Los soldados ataron primero con sogas los brazos del Maestro al travensaño, y luego le clavaron las manos al leño. Izaron luego el travensaño al poste, y después de clavarlo firmemente al madero vertical de la cruz, le ataron y clavaron los pies a la madera, usando un clavo largo para penetrar los dos pies. La madera vertical llevaba una cuña grande, colocada a la altura apropiada, que funcionaba como soporte para aguantar el peso del cuerpo. La cruz no era alta, los pies del Maestro se encontraban tan sólo un metro por encima de la tierra. Por lo tanto, pudo oír todo lo que burlonamente se decía de él y pudo ver claramente la expresión de los rostros de todos los que tan impensadamente se mofaban de él. También los que estaban presentes pudieron oír fácilmente todo lo que dijo Jesús durante estas horas de constante tortura y muerte lenta.

187:2.2

Era costumbre quitar todas las vestimentas de los que debían ser crucificados, pero puesto que los judíos objetaban grandemente a que se mostrara el cuerpo humano desnudo en público, los romanos proveían un paño adecuado para los condenados a la crucifixión en Jerusalén. Por lo tanto, una vez que le quitaron a Jesús sus vestimentas, con eso lo cubrieron antes de colocarlo en la cruz.
========
§ TAREAS DEL EJERCICIO
- A) Enumera las partes del cuerpo del Maestro que, según el fragmento sobre la crucifixión, los soldados ataron o clavaron.
- B) Por favor, escribe cómo sigue el fragmento sobre la crucifixión después de su última oración.

§ DATOS ALMACENADOS
========
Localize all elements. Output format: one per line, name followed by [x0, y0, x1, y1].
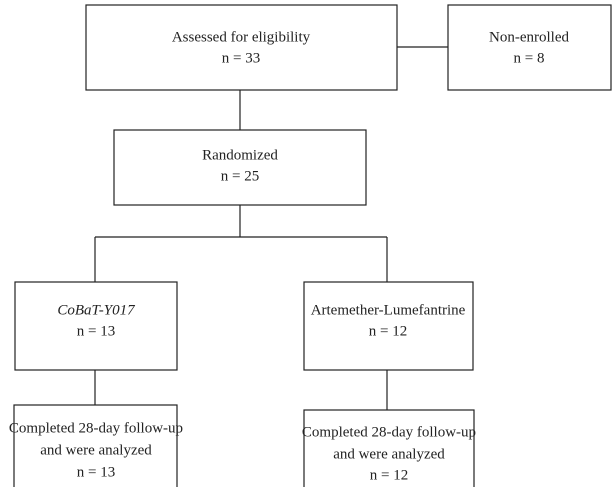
========
§ RESULTADOS DEL EJERCICIO
- A) Brazos, manos y pies.

- B)
187:2.3

Se recurría a la crucifixión como castigo particularmente cruel y lento, pues a veces tardaba varios días la víctima en morir. Había mucha oposición a la crucifixión en Jerusalén, y existía una asociación de mujeres judías, que siempre enviaban a una representante a las crucifixiones, con el objeto de ofrecer a la víctima vino drogado para aliviar sus sufrimientos. Pero cuando Jesús probó de este vino con narcótico, a pesar de la sed que tenía, se negó a beberlo. El Maestro eligió mantener la conciencia humana hasta el fin mismo. Deseaba enfrentarse con la muerte, aun en esta forma tan cruel e inhumana, y conquistarla mediante la sumisión voluntaria a la plena experiencia humana.

187:2.4

Antes de que Jesús fuera colocado en la cruz, ya se habían colocado en las cruces los dos bandidos, que no dejaban de insultar y escupir a sus verdugos. Las únicas palabras de Jesús, al clavarlo ellos al travensaño, fueron «Padre, perdónalos porque no saben qué están haciendo». No podría haber intercedido tan misericordiosa y amantemente en favor de sus verdugos si estos pensamientos de devoción afectuosa no hubiesen sido el manantial mismo de su vida de servicio altruista. Las ideas, motivos y anhelos de toda una vida se revelan abiertamente en una crisis.

187:2.5

Una vez que izaron al Maestro a la cruz, el capitán clavó la leyenda encima de su cabeza, y ésta leía en tres idiomas: «Jesús de Nazaret—el rey de los Judíos». Los judíos estaban furiosos por este supuesto insulto. Pero Pilato se había enfadado por la conducta irrespetuosa de los judíos; le parecía que lo habían intimidado y humillado, y eligió este método para obtener una mezquina venganza. Podría haber escrito «Jesús, un rebelde». Pero él bien sabía que estos judíos de Jerusalén detestaban el nombre mismo de Nazaret, y estaba decidido a humillarlos de esta manera. Sabía que también se resentirían mucho al ver que este galileo crucificado era llamado «el rey de los judíos».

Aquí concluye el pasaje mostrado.